(Excerpts from a figure dataset)
[Start]
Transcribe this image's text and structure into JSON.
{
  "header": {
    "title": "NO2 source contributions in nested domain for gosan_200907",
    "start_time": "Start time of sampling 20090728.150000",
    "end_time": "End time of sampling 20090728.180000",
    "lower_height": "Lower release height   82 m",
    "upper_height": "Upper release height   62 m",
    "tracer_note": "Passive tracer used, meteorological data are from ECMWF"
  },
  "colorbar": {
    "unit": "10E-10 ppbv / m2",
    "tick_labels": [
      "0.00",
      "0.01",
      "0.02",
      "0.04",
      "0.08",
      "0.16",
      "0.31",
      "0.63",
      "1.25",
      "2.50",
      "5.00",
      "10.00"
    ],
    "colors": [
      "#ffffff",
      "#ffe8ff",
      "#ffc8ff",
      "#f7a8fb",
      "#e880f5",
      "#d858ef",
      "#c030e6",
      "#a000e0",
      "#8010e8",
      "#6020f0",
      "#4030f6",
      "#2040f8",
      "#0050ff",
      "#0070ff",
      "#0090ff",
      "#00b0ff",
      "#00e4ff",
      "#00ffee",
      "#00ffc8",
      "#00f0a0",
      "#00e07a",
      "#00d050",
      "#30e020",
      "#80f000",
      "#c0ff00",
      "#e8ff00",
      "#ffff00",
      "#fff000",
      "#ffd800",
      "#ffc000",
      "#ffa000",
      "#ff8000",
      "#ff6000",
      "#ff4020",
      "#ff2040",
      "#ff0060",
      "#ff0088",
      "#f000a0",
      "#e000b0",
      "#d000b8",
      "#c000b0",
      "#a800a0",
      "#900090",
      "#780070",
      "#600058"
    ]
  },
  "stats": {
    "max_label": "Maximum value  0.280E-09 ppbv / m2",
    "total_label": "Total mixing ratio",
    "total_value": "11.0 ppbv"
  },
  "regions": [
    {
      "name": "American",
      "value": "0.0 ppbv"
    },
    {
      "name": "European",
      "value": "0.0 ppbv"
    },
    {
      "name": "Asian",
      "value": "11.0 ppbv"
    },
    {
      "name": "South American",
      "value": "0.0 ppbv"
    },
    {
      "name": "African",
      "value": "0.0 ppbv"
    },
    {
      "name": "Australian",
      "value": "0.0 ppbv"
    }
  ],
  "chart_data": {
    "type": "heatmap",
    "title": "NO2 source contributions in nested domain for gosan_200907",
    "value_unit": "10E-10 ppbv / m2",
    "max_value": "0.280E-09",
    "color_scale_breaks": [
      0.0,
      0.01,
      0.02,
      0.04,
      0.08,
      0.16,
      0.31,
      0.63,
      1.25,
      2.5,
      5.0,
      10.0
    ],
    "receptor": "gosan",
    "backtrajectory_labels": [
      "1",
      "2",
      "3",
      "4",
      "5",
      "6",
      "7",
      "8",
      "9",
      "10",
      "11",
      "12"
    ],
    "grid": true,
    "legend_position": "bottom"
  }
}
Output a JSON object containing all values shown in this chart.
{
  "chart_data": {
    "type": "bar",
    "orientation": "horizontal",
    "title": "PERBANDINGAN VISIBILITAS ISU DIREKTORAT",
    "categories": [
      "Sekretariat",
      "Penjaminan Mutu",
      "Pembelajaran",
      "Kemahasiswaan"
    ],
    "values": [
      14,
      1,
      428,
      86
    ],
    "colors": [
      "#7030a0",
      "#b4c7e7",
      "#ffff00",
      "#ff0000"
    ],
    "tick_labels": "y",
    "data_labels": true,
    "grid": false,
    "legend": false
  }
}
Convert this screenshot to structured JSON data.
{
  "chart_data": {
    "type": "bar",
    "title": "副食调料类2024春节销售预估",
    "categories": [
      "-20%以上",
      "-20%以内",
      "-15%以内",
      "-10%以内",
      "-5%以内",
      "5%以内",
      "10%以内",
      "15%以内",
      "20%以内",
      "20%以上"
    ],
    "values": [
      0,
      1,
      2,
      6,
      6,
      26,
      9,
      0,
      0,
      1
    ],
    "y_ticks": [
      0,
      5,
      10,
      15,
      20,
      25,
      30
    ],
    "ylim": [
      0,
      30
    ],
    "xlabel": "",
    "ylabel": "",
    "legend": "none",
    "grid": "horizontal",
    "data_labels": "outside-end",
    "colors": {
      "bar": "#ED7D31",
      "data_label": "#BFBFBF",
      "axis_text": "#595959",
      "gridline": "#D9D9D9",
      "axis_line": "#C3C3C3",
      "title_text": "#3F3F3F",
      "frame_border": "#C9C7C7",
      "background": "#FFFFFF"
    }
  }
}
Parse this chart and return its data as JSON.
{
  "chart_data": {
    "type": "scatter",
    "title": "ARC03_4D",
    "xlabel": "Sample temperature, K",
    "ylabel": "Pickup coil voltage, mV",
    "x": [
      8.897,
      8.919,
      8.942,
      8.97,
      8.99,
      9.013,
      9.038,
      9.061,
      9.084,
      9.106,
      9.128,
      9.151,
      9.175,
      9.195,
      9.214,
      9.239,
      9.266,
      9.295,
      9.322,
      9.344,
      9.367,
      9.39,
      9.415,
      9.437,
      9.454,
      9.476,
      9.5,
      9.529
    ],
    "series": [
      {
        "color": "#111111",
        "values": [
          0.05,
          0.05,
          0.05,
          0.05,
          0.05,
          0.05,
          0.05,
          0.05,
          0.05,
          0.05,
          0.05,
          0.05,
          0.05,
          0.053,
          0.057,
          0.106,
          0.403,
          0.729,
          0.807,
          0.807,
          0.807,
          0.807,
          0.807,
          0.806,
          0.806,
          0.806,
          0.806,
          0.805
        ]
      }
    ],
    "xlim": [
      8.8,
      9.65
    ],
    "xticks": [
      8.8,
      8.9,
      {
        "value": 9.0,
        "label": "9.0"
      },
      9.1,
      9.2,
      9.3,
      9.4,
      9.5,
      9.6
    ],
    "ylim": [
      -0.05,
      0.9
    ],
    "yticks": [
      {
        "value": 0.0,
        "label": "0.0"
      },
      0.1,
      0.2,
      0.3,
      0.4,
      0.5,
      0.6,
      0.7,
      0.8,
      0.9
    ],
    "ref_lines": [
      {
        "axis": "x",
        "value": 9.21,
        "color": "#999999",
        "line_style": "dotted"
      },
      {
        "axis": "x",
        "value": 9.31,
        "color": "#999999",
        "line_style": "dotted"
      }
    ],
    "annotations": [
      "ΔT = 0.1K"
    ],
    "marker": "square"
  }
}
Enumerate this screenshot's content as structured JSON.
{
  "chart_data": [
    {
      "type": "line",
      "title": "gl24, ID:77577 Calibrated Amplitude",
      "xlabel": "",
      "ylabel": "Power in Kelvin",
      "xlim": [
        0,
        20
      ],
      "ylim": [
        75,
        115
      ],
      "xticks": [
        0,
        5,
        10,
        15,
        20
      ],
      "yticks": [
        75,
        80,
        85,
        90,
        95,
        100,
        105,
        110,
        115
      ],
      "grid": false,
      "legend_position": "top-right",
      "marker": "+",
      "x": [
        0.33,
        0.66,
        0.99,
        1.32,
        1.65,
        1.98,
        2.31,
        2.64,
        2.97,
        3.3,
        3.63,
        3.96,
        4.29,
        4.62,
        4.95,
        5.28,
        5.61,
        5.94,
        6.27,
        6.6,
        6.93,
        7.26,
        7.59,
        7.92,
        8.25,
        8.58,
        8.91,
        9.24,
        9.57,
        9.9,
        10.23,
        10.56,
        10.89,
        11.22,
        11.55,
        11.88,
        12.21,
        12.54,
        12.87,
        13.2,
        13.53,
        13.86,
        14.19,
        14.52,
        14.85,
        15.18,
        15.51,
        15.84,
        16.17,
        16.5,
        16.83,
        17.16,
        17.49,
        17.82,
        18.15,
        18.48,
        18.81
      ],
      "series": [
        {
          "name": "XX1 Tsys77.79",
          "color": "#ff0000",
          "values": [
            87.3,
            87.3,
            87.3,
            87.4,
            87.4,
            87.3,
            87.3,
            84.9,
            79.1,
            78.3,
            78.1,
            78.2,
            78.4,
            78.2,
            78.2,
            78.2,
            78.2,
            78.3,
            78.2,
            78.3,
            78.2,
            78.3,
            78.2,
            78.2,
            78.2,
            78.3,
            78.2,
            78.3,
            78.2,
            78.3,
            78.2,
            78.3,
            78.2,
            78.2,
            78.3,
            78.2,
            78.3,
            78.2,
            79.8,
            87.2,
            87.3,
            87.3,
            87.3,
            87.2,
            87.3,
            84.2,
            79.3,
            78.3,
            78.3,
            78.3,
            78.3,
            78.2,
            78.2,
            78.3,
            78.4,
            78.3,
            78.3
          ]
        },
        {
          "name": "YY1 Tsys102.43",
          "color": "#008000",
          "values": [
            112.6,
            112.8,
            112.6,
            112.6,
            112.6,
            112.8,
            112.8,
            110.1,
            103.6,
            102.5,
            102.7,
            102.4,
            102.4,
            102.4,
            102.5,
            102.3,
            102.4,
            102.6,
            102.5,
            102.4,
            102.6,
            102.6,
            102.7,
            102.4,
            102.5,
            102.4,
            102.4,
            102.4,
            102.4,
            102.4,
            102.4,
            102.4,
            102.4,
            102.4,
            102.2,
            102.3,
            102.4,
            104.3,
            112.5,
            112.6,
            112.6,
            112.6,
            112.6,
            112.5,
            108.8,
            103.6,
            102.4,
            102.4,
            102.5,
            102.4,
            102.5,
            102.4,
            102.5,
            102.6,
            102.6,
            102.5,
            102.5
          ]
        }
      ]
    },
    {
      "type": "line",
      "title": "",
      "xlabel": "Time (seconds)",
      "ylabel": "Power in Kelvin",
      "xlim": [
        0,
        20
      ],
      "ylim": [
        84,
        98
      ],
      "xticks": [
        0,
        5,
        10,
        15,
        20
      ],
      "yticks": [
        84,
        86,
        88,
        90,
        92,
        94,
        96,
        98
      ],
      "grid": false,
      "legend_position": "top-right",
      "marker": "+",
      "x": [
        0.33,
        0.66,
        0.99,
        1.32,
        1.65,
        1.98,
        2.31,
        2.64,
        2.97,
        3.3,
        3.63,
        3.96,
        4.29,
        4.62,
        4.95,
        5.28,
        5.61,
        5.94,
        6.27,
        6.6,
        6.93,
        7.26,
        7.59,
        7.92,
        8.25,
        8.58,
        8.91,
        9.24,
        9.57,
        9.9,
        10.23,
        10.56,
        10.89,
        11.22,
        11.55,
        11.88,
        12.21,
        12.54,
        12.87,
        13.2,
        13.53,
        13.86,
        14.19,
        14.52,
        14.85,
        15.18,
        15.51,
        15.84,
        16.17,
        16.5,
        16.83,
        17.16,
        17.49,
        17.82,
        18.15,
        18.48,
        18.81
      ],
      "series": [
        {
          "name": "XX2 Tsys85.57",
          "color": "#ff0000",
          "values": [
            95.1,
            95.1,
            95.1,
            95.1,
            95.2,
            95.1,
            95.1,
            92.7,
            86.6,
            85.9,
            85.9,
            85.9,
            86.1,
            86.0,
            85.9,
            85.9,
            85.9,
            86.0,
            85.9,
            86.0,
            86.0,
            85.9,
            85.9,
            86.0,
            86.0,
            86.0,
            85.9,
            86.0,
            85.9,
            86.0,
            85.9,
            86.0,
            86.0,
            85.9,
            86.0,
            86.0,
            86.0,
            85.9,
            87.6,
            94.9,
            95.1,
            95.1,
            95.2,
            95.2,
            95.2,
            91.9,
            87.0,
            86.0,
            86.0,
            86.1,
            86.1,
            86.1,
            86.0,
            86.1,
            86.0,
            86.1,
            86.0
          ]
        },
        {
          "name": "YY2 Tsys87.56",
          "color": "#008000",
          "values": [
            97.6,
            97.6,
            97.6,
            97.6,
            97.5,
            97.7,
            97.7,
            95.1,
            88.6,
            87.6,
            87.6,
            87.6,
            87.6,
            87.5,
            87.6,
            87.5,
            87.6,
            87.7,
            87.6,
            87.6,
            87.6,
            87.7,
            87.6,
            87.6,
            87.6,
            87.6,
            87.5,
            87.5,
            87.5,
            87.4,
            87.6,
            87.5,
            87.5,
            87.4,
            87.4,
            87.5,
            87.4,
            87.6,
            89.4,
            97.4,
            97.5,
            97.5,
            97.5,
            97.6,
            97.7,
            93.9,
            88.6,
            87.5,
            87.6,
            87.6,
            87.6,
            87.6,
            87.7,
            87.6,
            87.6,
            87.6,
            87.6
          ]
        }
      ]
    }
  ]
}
[End]
▶ What is required: Copy out the lines that hold "structured".

▶ Output for this task:
Convert this screenshot to structured JSON data.
Enumerate this screenshot's content as structured JSON.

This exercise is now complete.